WHAT THIS TASK INVOLVES:
Among the entries, which lines carry the string "that"? Copy each of them.

RECORDED DATA:

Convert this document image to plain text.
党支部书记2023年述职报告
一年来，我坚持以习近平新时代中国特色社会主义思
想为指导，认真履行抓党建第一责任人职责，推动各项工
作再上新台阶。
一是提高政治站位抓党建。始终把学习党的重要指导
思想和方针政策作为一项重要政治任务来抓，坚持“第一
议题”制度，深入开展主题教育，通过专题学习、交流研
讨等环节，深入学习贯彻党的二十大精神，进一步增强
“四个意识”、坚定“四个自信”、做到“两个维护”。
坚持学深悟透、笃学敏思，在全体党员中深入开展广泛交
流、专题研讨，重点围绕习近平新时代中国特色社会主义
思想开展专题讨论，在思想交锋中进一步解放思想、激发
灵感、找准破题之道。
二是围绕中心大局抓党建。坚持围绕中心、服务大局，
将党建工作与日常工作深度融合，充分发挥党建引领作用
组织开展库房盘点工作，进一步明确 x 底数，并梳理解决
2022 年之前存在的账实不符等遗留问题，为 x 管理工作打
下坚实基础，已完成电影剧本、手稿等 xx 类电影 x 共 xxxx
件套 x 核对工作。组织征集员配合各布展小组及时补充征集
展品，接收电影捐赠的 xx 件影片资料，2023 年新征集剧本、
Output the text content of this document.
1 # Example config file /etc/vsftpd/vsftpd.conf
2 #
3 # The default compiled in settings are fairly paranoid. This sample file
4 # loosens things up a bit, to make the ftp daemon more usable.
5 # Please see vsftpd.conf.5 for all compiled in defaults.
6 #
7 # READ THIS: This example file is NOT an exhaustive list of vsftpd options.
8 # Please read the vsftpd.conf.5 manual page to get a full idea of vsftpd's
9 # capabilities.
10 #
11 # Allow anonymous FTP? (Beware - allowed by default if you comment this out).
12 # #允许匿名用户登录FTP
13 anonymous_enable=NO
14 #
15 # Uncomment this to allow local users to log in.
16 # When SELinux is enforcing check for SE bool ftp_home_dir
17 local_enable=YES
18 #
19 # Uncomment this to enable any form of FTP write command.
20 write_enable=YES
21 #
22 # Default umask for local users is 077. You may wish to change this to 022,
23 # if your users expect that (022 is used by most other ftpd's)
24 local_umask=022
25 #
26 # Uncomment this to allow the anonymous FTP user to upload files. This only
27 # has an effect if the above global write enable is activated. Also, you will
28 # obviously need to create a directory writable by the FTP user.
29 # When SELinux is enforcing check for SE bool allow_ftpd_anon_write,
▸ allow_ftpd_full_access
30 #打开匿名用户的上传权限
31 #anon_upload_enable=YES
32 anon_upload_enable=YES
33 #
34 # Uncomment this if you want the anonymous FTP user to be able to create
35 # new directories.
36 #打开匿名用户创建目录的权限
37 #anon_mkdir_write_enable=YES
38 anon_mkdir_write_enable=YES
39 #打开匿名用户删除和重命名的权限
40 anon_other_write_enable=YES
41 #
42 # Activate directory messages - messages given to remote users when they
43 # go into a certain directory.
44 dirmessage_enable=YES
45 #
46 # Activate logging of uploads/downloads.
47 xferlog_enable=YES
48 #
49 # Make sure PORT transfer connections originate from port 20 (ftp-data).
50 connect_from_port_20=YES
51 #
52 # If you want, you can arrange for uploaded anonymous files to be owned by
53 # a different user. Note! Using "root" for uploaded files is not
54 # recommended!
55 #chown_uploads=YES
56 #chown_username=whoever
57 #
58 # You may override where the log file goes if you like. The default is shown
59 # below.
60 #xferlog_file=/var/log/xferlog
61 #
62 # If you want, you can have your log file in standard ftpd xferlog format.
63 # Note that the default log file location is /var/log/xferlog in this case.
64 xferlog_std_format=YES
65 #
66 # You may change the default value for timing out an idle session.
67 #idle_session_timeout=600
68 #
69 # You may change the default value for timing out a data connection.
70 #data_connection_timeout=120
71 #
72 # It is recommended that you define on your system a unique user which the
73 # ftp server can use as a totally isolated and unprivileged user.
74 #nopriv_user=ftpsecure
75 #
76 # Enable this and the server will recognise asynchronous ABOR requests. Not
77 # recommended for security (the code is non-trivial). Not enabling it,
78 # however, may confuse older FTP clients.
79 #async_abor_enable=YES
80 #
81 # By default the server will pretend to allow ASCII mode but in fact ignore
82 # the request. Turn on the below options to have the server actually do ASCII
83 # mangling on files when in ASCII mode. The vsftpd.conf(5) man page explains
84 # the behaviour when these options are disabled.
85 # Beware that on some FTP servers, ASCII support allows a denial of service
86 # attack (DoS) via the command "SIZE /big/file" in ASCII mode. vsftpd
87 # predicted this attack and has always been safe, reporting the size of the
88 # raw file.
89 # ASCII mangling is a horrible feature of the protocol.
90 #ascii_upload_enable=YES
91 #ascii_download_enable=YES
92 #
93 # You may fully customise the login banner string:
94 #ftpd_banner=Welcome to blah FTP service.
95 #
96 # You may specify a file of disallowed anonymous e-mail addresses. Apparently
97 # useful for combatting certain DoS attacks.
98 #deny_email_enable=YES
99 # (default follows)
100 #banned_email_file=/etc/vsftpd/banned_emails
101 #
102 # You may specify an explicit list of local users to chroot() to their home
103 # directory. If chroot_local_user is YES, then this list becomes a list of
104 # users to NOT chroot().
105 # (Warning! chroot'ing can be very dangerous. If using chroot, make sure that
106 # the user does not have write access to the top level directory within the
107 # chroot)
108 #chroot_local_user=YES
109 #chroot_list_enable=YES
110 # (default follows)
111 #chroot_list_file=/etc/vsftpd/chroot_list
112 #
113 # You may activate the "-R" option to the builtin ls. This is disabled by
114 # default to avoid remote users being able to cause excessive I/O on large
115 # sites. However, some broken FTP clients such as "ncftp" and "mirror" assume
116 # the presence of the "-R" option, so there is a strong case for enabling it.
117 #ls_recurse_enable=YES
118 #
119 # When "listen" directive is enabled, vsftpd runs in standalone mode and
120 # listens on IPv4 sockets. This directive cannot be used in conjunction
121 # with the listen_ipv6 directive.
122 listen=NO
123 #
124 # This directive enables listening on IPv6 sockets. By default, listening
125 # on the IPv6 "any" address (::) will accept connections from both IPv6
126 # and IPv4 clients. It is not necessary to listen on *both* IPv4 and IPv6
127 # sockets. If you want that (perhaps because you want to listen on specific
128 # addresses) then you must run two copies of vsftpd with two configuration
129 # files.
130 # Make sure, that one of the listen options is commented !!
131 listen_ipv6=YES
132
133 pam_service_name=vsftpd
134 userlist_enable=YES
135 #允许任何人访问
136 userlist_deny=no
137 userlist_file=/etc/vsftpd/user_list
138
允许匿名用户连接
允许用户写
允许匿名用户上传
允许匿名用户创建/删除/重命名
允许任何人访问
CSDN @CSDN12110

TASK RESULT:
23 # if your users expect that (022 is used by most other ftpd's)
63 # Note that the default log file location is /var/log/xferlog in this case.
72 # It is recommended that you define on your system a unique user which the
85 # Beware that on some FTP servers, ASCII support allows a denial of service
105 # (Warning! chroot'ing can be very dangerous. If using chroot, make sure that
127 # sockets. If you want that (perhaps because you want to listen on specific
130 # Make sure, that one of the listen options is commented !!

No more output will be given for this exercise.